[Collection entries]
------------------------

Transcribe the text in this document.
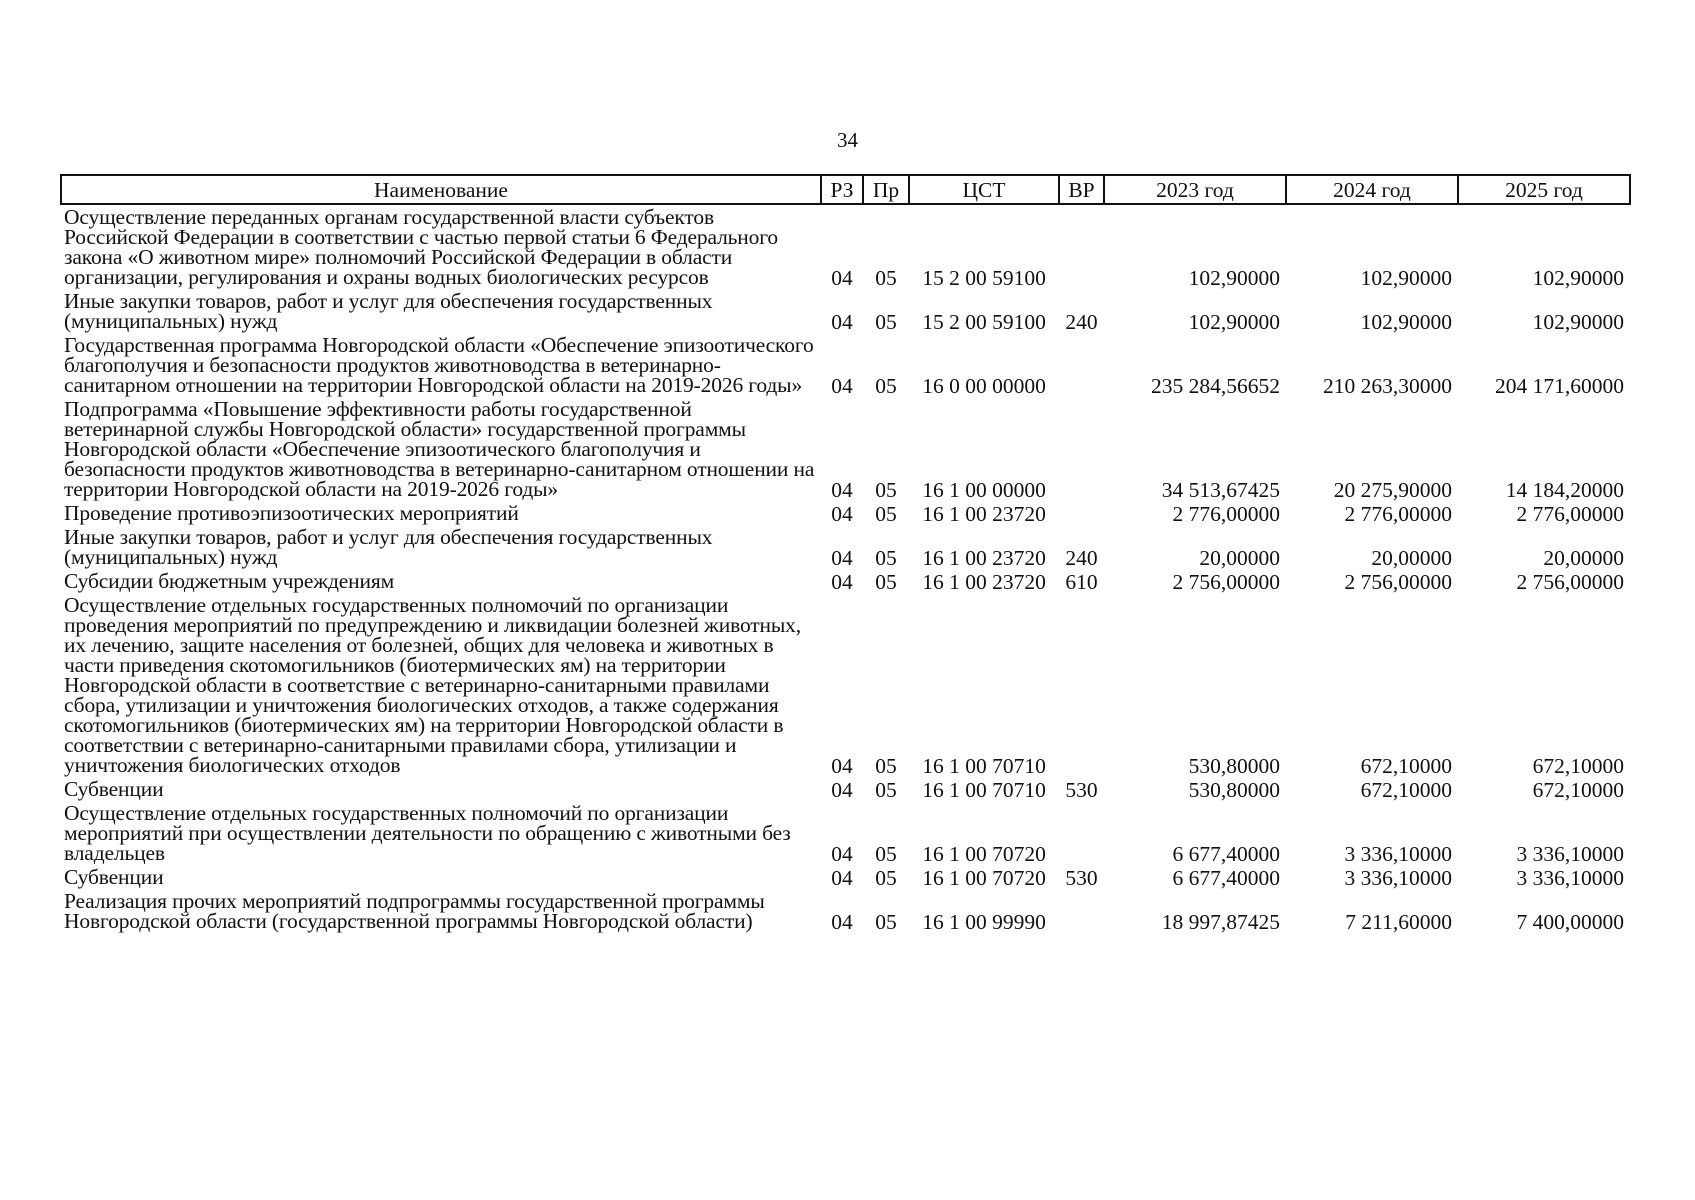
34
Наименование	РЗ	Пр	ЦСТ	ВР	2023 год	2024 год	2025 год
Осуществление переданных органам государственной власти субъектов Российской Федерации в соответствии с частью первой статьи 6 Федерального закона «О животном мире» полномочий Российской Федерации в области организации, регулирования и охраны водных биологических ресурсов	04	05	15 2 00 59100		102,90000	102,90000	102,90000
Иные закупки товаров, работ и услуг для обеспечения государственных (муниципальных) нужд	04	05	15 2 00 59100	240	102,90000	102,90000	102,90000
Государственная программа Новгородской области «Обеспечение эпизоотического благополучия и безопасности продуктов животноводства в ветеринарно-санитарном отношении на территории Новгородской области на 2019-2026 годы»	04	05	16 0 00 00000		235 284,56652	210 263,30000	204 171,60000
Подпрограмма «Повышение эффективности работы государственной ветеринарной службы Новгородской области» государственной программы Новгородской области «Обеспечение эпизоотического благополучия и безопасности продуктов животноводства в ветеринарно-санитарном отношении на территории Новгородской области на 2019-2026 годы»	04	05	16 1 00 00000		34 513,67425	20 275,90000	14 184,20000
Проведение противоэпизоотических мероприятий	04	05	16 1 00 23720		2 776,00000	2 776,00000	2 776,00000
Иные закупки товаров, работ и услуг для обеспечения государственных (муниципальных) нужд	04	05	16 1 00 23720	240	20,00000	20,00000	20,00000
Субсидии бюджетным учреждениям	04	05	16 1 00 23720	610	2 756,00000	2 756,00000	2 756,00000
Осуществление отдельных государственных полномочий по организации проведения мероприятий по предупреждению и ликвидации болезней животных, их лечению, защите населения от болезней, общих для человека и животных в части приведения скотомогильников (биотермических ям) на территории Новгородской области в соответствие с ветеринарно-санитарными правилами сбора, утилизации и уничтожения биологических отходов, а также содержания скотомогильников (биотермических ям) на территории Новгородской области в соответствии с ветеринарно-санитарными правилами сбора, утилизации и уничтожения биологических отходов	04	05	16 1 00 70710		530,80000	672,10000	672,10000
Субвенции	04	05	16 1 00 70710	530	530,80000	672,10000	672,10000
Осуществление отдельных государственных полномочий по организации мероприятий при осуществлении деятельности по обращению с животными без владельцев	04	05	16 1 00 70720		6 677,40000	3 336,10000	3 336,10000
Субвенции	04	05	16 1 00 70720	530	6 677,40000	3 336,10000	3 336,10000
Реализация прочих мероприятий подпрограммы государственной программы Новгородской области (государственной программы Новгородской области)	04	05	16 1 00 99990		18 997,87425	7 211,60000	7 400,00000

------------------------

Write out the whole listing exactly, and drop the pictures.

Transcribe the text in this document.
34
Наименование	РЗ	Пр	ЦСТ	ВР	2023 год	2024 год	2025 год
Осуществление переданных органам государственной власти субъектов Российской Федерации в соответствии с частью первой статьи 6 Федерального закона «О животном мире» полномочий Российской Федерации в области организации, регулирования и охраны водных биологических ресурсов	04	05	15 2 00 59100		102,90000	102,90000	102,90000
Иные закупки товаров, работ и услуг для обеспечения государственных (муниципальных) нужд	04	05	15 2 00 59100	240	102,90000	102,90000	102,90000
Государственная программа Новгородской области «Обеспечение эпизоотического благополучия и безопасности продуктов животноводства в ветеринарно-санитарном отношении на территории Новгородской области на 2019-2026 годы»	04	05	16 0 00 00000		235 284,56652	210 263,30000	204 171,60000
Подпрограмма «Повышение эффективности работы государственной ветеринарной службы Новгородской области» государственной программы Новгородской области «Обеспечение эпизоотического благополучия и безопасности продуктов животноводства в ветеринарно-санитарном отношении на территории Новгородской области на 2019-2026 годы»	04	05	16 1 00 00000		34 513,67425	20 275,90000	14 184,20000
Проведение противоэпизоотических мероприятий	04	05	16 1 00 23720		2 776,00000	2 776,00000	2 776,00000
Иные закупки товаров, работ и услуг для обеспечения государственных (муниципальных) нужд	04	05	16 1 00 23720	240	20,00000	20,00000	20,00000
Субсидии бюджетным учреждениям	04	05	16 1 00 23720	610	2 756,00000	2 756,00000	2 756,00000
Осуществление отдельных государственных полномочий по организации проведения мероприятий по предупреждению и ликвидации болезней животных, их лечению, защите населения от болезней, общих для человека и животных в части приведения скотомогильников (биотермических ям) на территории Новгородской области в соответствие с ветеринарно-санитарными правилами сбора, утилизации и уничтожения биологических отходов, а также содержания скотомогильников (биотермических ям) на территории Новгородской области в соответствии с ветеринарно-санитарными правилами сбора, утилизации и уничтожения биологических отходов	04	05	16 1 00 70710		530,80000	672,10000	672,10000
Субвенции	04	05	16 1 00 70710	530	530,80000	672,10000	672,10000
Осуществление отдельных государственных полномочий по организации мероприятий при осуществлении деятельности по обращению с животными без владельцев	04	05	16 1 00 70720		6 677,40000	3 336,10000	3 336,10000
Субвенции	04	05	16 1 00 70720	530	6 677,40000	3 336,10000	3 336,10000
Реализация прочих мероприятий подпрограммы государственной программы Новгородской области (государственной программы Новгородской области)	04	05	16 1 00 99990		18 997,87425	7 211,60000	7 400,00000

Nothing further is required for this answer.